-- Start PROVIDED DATA --
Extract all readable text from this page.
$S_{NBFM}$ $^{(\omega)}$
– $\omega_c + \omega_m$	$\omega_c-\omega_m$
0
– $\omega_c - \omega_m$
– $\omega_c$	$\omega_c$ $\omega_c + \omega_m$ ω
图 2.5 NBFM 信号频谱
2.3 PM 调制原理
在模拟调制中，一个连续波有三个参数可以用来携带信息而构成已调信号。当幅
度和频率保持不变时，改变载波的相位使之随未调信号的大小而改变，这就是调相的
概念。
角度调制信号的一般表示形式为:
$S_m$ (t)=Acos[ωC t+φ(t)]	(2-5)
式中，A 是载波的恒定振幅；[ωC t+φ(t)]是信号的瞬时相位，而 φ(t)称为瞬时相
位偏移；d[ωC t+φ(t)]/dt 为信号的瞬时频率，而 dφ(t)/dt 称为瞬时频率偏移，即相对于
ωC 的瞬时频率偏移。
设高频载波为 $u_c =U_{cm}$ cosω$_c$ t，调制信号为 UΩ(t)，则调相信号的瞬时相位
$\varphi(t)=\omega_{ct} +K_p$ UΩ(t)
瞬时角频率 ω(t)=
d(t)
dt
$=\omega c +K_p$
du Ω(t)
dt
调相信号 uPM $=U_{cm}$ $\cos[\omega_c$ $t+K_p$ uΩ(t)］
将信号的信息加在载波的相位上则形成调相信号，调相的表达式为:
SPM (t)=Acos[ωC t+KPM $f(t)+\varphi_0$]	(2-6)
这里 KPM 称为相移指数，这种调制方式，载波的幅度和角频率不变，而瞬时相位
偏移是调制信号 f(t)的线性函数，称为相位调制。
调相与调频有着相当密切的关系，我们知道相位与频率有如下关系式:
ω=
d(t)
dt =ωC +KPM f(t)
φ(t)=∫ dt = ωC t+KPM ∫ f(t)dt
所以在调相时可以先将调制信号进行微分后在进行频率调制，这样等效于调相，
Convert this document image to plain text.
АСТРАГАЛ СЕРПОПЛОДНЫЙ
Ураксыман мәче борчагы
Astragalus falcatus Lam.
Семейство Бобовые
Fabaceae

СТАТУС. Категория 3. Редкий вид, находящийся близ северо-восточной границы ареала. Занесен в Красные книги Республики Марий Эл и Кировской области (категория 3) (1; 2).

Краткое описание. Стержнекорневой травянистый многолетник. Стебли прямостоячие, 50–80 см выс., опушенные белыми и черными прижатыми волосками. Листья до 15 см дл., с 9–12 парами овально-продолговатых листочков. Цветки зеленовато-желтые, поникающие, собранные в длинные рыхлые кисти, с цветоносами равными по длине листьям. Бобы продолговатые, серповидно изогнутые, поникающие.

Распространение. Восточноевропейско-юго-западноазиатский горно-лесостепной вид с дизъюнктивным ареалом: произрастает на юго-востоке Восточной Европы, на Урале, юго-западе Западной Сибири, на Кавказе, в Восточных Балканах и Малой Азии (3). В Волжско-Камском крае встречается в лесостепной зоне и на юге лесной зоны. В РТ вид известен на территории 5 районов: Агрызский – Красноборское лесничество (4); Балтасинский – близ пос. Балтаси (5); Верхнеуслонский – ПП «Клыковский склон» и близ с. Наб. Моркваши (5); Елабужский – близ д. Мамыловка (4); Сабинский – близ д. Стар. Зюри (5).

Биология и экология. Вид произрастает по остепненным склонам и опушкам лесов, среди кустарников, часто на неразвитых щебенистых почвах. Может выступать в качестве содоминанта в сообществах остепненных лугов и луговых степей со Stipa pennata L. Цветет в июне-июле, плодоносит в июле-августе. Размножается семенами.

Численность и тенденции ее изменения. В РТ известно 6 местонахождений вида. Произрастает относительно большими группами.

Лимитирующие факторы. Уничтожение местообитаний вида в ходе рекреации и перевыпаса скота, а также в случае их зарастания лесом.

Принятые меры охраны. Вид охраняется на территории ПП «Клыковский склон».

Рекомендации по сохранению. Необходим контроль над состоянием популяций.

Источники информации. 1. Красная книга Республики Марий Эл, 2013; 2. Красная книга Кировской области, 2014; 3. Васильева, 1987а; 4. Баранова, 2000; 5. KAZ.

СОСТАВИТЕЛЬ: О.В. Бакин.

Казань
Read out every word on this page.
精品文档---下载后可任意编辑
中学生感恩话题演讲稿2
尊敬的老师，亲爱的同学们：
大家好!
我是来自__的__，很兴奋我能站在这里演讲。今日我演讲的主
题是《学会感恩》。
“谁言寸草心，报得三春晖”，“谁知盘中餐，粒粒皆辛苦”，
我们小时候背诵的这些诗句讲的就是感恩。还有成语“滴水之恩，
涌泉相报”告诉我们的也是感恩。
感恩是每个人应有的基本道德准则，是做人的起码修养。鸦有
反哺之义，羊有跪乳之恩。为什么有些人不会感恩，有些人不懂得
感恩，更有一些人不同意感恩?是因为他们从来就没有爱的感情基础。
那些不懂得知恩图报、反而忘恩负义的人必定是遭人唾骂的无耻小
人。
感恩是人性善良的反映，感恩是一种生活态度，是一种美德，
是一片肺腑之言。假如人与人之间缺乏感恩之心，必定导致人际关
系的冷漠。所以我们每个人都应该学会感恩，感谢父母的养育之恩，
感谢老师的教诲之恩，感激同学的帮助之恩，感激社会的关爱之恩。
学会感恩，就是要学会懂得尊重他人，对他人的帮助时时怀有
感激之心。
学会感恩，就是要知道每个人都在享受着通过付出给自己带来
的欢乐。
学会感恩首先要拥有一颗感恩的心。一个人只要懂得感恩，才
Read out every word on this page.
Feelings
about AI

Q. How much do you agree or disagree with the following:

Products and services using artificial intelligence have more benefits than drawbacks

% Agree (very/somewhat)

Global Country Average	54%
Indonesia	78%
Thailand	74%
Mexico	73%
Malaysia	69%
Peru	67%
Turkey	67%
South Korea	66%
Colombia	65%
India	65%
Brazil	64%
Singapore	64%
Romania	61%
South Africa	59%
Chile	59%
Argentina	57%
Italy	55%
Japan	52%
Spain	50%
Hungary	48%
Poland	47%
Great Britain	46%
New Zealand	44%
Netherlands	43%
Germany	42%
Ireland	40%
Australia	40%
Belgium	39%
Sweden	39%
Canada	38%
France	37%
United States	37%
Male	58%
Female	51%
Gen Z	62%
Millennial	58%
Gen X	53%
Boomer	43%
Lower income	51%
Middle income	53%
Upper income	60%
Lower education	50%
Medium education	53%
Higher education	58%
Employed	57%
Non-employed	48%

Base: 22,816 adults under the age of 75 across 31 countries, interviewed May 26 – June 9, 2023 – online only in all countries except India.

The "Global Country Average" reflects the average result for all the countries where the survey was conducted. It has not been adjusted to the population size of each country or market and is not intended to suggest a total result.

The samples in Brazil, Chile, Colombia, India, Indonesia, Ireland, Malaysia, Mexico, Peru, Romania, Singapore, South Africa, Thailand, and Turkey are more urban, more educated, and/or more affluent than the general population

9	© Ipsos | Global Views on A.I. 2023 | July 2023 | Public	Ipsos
-- End PROVIDED DATA --
Every entry should be printed again exactly as it stands.

> **TASK SOLUTION**:
Extract all readable text from this page.
$S_{NBFM}$ $^{(\omega)}$
– $\omega_c + \omega_m$	$\omega_c-\omega_m$
0
– $\omega_c - \omega_m$
– $\omega_c$	$\omega_c$ $\omega_c + \omega_m$ ω
图 2.5 NBFM 信号频谱
2.3 PM 调制原理
在模拟调制中，一个连续波有三个参数可以用来携带信息而构成已调信号。当幅
度和频率保持不变时，改变载波的相位使之随未调信号的大小而改变，这就是调相的
概念。
角度调制信号的一般表示形式为:
$S_m$ (t)=Acos[ωC t+φ(t)]	(2-5)
式中，A 是载波的恒定振幅；[ωC t+φ(t)]是信号的瞬时相位，而 φ(t)称为瞬时相
位偏移；d[ωC t+φ(t)]/dt 为信号的瞬时频率，而 dφ(t)/dt 称为瞬时频率偏移，即相对于
ωC 的瞬时频率偏移。
设高频载波为 $u_c =U_{cm}$ cosω$_c$ t，调制信号为 UΩ(t)，则调相信号的瞬时相位
$\varphi(t)=\omega_{ct} +K_p$ UΩ(t)
瞬时角频率 ω(t)=
d(t)
dt
$=\omega c +K_p$
du Ω(t)
dt
调相信号 uPM $=U_{cm}$ $\cos[\omega_c$ $t+K_p$ uΩ(t)］
将信号的信息加在载波的相位上则形成调相信号，调相的表达式为:
SPM (t)=Acos[ωC t+KPM $f(t)+\varphi_0$]	(2-6)
这里 KPM 称为相移指数，这种调制方式，载波的幅度和角频率不变，而瞬时相位
偏移是调制信号 f(t)的线性函数，称为相位调制。
调相与调频有着相当密切的关系，我们知道相位与频率有如下关系式:
ω=
d(t)
dt =ωC +KPM f(t)
φ(t)=∫ dt = ωC t+KPM ∫ f(t)dt
所以在调相时可以先将调制信号进行微分后在进行频率调制，这样等效于调相，
Convert this document image to plain text.
АСТРАГАЛ СЕРПОПЛОДНЫЙ
Ураксыман мәче борчагы
Astragalus falcatus Lam.
Семейство Бобовые
Fabaceae

СТАТУС. Категория 3. Редкий вид, находящийся близ северо-восточной границы ареала. Занесен в Красные книги Республики Марий Эл и Кировской области (категория 3) (1; 2).

Краткое описание. Стержнекорневой травянистый многолетник. Стебли прямостоячие, 50–80 см выс., опушенные белыми и черными прижатыми волосками. Листья до 15 см дл., с 9–12 парами овально-продолговатых листочков. Цветки зеленовато-желтые, поникающие, собранные в длинные рыхлые кисти, с цветоносами равными по длине листьям. Бобы продолговатые, серповидно изогнутые, поникающие.

Распространение. Восточноевропейско-юго-западноазиатский горно-лесостепной вид с дизъюнктивным ареалом: произрастает на юго-востоке Восточной Европы, на Урале, юго-западе Западной Сибири, на Кавказе, в Восточных Балканах и Малой Азии (3). В Волжско-Камском крае встречается в лесостепной зоне и на юге лесной зоны. В РТ вид известен на территории 5 районов: Агрызский – Красноборское лесничество (4); Балтасинский – близ пос. Балтаси (5); Верхнеуслонский – ПП «Клыковский склон» и близ с. Наб. Моркваши (5); Елабужский – близ д. Мамыловка (4); Сабинский – близ д. Стар. Зюри (5).

Биология и экология. Вид произрастает по остепненным склонам и опушкам лесов, среди кустарников, часто на неразвитых щебенистых почвах. Может выступать в качестве содоминанта в сообществах остепненных лугов и луговых степей со Stipa pennata L. Цветет в июне-июле, плодоносит в июле-августе. Размножается семенами.

Численность и тенденции ее изменения. В РТ известно 6 местонахождений вида. Произрастает относительно большими группами.

Лимитирующие факторы. Уничтожение местообитаний вида в ходе рекреации и перевыпаса скота, а также в случае их зарастания лесом.

Принятые меры охраны. Вид охраняется на территории ПП «Клыковский склон».

Рекомендации по сохранению. Необходим контроль над состоянием популяций.

Источники информации. 1. Красная книга Республики Марий Эл, 2013; 2. Красная книга Кировской области, 2014; 3. Васильева, 1987а; 4. Баранова, 2000; 5. KAZ.

СОСТАВИТЕЛЬ: О.В. Бакин.

Казань
Read out every word on this page.
精品文档---下载后可任意编辑
中学生感恩话题演讲稿2
尊敬的老师，亲爱的同学们：
大家好!
我是来自__的__，很兴奋我能站在这里演讲。今日我演讲的主
题是《学会感恩》。
“谁言寸草心，报得三春晖”，“谁知盘中餐，粒粒皆辛苦”，
我们小时候背诵的这些诗句讲的就是感恩。还有成语“滴水之恩，
涌泉相报”告诉我们的也是感恩。
感恩是每个人应有的基本道德准则，是做人的起码修养。鸦有
反哺之义，羊有跪乳之恩。为什么有些人不会感恩，有些人不懂得
感恩，更有一些人不同意感恩?是因为他们从来就没有爱的感情基础。
那些不懂得知恩图报、反而忘恩负义的人必定是遭人唾骂的无耻小
人。
感恩是人性善良的反映，感恩是一种生活态度，是一种美德，
是一片肺腑之言。假如人与人之间缺乏感恩之心，必定导致人际关
系的冷漠。所以我们每个人都应该学会感恩，感谢父母的养育之恩，
感谢老师的教诲之恩，感激同学的帮助之恩，感激社会的关爱之恩。
学会感恩，就是要学会懂得尊重他人，对他人的帮助时时怀有
感激之心。
学会感恩，就是要知道每个人都在享受着通过付出给自己带来
的欢乐。
学会感恩首先要拥有一颗感恩的心。一个人只要懂得感恩，才
Read out every word on this page.
Feelings
about AI

Q. How much do you agree or disagree with the following:

Products and services using artificial intelligence have more benefits than drawbacks

% Agree (very/somewhat)

Global Country Average	54%
Indonesia	78%
Thailand	74%
Mexico	73%
Malaysia	69%
Peru	67%
Turkey	67%
South Korea	66%
Colombia	65%
India	65%
Brazil	64%
Singapore	64%
Romania	61%
South Africa	59%
Chile	59%
Argentina	57%
Italy	55%
Japan	52%
Spain	50%
Hungary	48%
Poland	47%
Great Britain	46%
New Zealand	44%
Netherlands	43%
Germany	42%
Ireland	40%
Australia	40%
Belgium	39%
Sweden	39%
Canada	38%
France	37%
United States	37%
Male	58%
Female	51%
Gen Z	62%
Millennial	58%
Gen X	53%
Boomer	43%
Lower income	51%
Middle income	53%
Upper income	60%
Lower education	50%
Medium education	53%
Higher education	58%
Employed	57%
Non-employed	48%

Base: 22,816 adults under the age of 75 across 31 countries, interviewed May 26 – June 9, 2023 – online only in all countries except India.

The "Global Country Average" reflects the average result for all the countries where the survey was conducted. It has not been adjusted to the population size of each country or market and is not intended to suggest a total result.

The samples in Brazil, Chile, Colombia, India, Indonesia, Ireland, Malaysia, Mexico, Peru, Romania, Singapore, South Africa, Thailand, and Turkey are more urban, more educated, and/or more affluent than the general population

9	© Ipsos | Global Views on A.I. 2023 | July 2023 | Public	Ipsos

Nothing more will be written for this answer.